Hemos empezado el verano junto al mar y de forma instintiva me veo iluminado por recuerdos de otros veranos. Pongo por ejemplo el nombre del que fuera en otro tiempo, otros veranos acompañado de Lorenzo Ramírez, el muy brillante escritor Francisco García Pavón, que tantos años pasó a la orilla de nuestro mar, donde escribió alguna de las novelas de Plinio, incluida aquella de Las hermanas coloradas, en los años sesenta y setenta. Claro que todos sabéis que, poco tiempo después de aquellas estampas bucólicas que de Benicàssim relató en la revista Publicaciones Españolas, del Ministerio del Turismo, parecía que iban a aparecer gran número de hoteles y residencias, de locales para todo tipo de espectáculos, para convertir, en suma, una ciudad tranquila y familiar en el torbellino y bullicio de permanente trasiego y tan a gusto de otro tiempo gentes y familias.

Pero el hecho cierto es que, este año, espero que seguiré construyendo mis torres y castillos de arena con los que juegan las olas del mar, al tiempo en que me detengo a observar allá al fondo, en el horizonte, el humo de los barcos, que tantas noticias nos aporta y tantos deseos de seguir viviendo a nuestro aire.

Digan lo que digan, de otros tiempos o de tiempo presente, las playas de Benicàssim quedarán siempre como un bello museo del verano de los años veinte con su clima seco, regado por la luz marina.

El ayuntamiento de Benicàssim nos impulsa a ello con la organización de la campaña de la Belle Époque, tan oportuna para el mes de septiembre de cada año.

▶ _TAREA SOLICITADA A_
Transcribe del fragmento sobre los veranos en Benicàssim el tramo que va de "Pero el hecho" a "a nuestro aire.".
▶ _TAREA SOLICITADA B_
Por favor, traduce al inglés esta oración del fragmento: "Digan lo que digan, de otros tiempos o de tiempo presente, las playas de Benicàssim quedarán siempre como un bello museo del verano de los años veinte con su clima seco, regado por la luz marina."
▶ _TAREA SOLICITADA C_
Responde según el fragmento:
(i) ¿Qué novela de Plinio se nombra por su título?
(ii) ¿Qué observa quien escribe allá al fondo, en el horizonte?
(iii) ¿Qué campaña organiza el ayuntamiento de Benicàssim?
El listado es material independiente del fragmento.

▶ _LISTADO APORTADO_
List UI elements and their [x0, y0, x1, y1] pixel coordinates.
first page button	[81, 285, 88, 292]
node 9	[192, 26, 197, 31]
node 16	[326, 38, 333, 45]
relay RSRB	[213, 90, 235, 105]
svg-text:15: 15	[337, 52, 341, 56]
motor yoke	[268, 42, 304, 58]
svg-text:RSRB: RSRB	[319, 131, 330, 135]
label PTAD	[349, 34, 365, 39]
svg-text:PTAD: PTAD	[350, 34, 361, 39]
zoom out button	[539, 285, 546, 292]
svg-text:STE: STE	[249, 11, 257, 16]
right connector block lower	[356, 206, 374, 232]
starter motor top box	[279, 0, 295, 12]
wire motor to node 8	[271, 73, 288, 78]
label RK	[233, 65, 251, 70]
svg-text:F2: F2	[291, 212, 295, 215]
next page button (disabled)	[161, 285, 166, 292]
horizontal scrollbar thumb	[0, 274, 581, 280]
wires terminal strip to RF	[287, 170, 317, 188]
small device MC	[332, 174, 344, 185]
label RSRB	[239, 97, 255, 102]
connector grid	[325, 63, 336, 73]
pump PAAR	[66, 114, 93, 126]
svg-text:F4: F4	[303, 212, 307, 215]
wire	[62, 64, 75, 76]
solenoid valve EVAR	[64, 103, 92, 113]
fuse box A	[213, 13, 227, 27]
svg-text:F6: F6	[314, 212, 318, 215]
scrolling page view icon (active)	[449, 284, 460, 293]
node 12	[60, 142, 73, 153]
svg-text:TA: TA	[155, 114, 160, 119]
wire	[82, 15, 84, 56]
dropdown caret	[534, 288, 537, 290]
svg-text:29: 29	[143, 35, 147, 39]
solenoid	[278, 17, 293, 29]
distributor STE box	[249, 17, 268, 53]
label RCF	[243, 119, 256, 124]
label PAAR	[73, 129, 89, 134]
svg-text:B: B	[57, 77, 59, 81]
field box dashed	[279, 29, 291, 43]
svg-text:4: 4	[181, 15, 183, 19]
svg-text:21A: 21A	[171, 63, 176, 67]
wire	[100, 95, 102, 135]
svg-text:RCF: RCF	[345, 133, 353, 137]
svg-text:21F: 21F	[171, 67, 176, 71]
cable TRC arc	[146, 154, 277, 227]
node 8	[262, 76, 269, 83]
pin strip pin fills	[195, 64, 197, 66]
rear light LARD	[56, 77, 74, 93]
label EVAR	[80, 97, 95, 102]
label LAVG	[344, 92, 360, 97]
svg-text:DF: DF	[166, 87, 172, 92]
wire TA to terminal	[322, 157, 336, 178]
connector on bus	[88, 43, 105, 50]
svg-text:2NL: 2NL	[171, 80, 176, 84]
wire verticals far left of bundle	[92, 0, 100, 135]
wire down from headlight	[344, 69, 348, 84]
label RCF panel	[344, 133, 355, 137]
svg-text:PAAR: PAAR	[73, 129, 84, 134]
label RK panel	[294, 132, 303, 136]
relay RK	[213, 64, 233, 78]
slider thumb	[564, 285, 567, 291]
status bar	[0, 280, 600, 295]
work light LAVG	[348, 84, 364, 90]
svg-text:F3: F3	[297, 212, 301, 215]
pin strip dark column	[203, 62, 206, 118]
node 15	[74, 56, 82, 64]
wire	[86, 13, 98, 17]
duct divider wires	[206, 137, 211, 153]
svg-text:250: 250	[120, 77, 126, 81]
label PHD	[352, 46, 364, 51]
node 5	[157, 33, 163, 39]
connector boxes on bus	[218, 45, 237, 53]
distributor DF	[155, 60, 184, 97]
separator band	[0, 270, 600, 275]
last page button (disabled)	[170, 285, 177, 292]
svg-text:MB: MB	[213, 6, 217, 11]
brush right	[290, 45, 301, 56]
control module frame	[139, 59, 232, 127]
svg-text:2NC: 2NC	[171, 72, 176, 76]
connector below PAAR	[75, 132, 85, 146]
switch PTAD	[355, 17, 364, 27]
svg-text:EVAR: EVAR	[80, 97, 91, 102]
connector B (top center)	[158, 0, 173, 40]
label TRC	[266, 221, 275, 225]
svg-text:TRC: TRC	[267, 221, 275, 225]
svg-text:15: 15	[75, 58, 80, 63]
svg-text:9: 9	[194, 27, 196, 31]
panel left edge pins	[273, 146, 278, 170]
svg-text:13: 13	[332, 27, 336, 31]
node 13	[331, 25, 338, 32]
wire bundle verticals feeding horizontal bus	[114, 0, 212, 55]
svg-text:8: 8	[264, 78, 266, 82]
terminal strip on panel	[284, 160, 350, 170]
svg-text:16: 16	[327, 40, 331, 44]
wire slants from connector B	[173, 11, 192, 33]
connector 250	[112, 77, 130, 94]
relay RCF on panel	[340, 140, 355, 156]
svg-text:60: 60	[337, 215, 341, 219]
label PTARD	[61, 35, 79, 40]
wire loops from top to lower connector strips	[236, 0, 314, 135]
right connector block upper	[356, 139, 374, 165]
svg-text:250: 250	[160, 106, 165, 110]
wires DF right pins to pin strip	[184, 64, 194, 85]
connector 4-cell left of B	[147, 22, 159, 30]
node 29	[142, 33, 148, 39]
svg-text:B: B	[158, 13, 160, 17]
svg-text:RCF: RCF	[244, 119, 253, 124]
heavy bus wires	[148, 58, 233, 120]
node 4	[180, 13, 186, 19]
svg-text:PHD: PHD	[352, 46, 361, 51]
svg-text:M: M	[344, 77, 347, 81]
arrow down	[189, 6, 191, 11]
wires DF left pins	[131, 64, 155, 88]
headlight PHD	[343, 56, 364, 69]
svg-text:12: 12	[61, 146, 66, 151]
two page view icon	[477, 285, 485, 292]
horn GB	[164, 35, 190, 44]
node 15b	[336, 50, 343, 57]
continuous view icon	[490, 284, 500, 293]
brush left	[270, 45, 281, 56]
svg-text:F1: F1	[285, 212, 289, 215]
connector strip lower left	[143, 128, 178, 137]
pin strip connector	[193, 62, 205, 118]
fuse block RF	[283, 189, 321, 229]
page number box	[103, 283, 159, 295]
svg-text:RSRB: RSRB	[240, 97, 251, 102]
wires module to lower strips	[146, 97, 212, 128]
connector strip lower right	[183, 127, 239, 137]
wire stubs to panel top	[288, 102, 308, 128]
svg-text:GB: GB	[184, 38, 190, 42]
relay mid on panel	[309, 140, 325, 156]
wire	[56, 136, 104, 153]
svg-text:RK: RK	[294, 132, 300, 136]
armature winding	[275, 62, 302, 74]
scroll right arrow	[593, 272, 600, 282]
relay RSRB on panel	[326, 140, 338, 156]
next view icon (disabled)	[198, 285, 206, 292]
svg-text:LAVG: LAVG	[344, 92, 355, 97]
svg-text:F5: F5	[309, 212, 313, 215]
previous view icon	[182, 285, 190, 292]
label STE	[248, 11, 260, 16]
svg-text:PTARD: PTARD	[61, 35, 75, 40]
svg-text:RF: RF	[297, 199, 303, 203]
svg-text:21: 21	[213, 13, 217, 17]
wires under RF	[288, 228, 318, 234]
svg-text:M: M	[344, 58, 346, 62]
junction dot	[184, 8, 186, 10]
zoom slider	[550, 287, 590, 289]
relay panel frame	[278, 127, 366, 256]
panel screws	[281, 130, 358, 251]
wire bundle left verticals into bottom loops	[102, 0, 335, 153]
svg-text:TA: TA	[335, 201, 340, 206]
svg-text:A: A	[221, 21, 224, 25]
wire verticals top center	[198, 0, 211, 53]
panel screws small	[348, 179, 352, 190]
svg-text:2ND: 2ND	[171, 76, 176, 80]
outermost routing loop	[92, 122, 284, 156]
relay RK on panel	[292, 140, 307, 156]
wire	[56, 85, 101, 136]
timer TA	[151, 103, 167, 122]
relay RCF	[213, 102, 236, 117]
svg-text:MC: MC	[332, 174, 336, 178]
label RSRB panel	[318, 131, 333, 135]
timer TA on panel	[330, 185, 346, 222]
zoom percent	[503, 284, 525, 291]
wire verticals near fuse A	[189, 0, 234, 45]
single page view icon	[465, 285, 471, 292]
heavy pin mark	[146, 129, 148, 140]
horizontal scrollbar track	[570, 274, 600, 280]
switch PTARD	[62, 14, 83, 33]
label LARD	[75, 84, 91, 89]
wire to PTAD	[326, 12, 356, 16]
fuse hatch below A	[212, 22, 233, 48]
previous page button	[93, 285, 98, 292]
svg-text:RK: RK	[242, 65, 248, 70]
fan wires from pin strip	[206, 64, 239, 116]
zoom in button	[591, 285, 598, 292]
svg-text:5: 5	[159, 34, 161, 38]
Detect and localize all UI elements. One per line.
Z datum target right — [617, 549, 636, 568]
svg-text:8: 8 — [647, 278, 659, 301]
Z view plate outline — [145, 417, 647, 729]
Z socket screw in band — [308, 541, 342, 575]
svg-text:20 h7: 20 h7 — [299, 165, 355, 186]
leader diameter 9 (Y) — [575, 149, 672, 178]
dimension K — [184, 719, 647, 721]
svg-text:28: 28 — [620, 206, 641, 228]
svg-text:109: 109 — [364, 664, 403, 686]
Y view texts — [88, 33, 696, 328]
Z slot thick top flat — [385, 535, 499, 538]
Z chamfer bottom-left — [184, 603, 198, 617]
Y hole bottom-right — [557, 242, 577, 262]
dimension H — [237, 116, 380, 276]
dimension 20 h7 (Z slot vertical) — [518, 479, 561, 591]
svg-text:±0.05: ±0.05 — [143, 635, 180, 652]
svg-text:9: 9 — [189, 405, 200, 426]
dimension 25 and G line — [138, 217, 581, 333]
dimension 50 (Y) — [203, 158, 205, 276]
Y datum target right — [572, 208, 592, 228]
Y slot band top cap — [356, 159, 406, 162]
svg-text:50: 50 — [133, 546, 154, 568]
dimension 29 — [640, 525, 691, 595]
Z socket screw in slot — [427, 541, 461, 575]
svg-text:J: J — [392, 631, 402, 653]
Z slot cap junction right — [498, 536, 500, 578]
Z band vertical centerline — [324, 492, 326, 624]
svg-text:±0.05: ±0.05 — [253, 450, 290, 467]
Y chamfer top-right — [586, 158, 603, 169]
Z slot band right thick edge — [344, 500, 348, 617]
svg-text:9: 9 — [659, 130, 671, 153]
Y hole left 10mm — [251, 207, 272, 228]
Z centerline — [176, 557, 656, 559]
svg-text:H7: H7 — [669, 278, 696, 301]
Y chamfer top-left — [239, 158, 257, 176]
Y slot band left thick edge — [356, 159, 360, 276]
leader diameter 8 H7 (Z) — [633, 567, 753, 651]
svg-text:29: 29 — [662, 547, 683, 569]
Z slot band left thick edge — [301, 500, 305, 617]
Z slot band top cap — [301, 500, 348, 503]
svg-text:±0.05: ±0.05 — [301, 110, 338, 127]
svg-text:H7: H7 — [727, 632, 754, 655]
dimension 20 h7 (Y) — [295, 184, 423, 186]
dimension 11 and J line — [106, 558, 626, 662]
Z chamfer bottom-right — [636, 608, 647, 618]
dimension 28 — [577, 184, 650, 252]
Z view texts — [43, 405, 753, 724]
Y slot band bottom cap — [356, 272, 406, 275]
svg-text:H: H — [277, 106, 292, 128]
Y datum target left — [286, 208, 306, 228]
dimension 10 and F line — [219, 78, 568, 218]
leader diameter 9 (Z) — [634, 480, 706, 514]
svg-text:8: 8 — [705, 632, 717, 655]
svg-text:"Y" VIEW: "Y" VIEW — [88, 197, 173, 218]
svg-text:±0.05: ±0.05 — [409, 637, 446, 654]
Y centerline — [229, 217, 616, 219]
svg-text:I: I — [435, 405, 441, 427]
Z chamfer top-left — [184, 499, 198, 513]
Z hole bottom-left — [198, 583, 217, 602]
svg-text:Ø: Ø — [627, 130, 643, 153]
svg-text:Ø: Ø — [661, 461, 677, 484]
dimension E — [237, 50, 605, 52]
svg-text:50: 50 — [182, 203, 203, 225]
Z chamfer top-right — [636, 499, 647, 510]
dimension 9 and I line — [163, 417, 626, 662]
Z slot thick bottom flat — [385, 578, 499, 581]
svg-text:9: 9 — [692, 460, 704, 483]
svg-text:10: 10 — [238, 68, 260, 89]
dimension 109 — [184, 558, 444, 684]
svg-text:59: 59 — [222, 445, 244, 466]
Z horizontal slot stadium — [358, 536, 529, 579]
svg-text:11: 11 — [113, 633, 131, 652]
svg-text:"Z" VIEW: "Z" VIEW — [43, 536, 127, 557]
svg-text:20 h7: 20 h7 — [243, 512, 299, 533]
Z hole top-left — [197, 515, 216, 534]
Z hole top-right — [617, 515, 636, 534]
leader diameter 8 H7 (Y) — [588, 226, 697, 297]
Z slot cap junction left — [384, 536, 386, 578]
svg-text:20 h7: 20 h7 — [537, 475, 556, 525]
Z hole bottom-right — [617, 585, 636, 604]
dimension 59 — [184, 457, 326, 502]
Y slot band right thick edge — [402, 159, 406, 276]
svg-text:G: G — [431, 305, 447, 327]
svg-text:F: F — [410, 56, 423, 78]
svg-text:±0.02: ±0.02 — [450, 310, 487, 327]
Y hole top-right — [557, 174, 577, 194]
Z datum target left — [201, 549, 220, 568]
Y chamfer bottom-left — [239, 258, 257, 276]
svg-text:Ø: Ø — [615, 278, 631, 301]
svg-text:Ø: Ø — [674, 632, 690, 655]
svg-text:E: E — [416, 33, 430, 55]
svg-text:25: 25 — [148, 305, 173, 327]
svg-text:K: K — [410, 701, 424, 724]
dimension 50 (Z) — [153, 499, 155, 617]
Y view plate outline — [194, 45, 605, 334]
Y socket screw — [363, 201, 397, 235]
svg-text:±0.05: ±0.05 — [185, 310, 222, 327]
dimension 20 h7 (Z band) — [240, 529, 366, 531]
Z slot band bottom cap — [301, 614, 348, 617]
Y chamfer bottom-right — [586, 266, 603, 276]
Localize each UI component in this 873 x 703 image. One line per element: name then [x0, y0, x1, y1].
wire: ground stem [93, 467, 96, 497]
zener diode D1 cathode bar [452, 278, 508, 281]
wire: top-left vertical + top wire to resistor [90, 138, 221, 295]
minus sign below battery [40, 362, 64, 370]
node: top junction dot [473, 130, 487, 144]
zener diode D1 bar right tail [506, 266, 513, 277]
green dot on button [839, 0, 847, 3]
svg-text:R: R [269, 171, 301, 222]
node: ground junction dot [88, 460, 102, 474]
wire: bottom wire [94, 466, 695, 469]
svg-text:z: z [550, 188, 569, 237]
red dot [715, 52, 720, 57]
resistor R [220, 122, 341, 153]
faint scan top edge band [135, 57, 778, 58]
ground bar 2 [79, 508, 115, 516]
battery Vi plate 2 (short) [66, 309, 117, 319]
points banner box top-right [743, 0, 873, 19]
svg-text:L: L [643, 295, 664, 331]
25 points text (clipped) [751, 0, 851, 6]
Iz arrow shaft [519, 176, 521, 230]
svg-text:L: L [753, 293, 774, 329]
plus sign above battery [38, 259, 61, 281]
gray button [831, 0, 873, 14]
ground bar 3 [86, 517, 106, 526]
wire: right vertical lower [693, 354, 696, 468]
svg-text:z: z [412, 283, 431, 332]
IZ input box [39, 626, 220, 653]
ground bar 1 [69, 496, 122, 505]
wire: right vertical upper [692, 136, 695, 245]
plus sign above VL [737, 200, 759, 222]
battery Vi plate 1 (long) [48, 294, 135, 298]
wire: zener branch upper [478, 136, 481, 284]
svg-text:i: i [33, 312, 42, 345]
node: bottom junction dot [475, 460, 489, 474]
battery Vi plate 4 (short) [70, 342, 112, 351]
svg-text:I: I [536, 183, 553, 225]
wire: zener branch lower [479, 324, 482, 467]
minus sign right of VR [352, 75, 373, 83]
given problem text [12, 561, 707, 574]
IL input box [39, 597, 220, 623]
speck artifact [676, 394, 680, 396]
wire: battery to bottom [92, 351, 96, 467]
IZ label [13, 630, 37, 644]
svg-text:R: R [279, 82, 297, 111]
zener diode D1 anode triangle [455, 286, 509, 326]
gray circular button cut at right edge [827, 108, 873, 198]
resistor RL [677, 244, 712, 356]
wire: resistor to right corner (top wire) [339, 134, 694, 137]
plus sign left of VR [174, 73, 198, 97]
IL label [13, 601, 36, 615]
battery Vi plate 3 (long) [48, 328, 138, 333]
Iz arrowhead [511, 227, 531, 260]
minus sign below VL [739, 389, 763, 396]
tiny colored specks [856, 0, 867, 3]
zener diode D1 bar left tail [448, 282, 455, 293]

▶ _RESPUESTA A_
Pero el hecho cierto es que, este año, espero que seguiré construyendo mis torres y castillos de arena con los que juegan las olas del mar, al tiempo en que me detengo a observar allá al fondo, en el horizonte, el humo de los barcos, que tantas noticias nos aporta y tantos deseos de seguir viviendo a nuestro aire.

▶ _RESPUESTA B_
Whatever they may say, about times past or the present, the beaches of Benicàssim will always remain a beautiful museum of the summer of the 1920s, with their dry climate, bathed in the light of the sea.

▶ _RESPUESTA C_
(i) Las hermanas coloradas.
(ii) El humo de los barcos.
(iii) La campaña de la Belle Époque.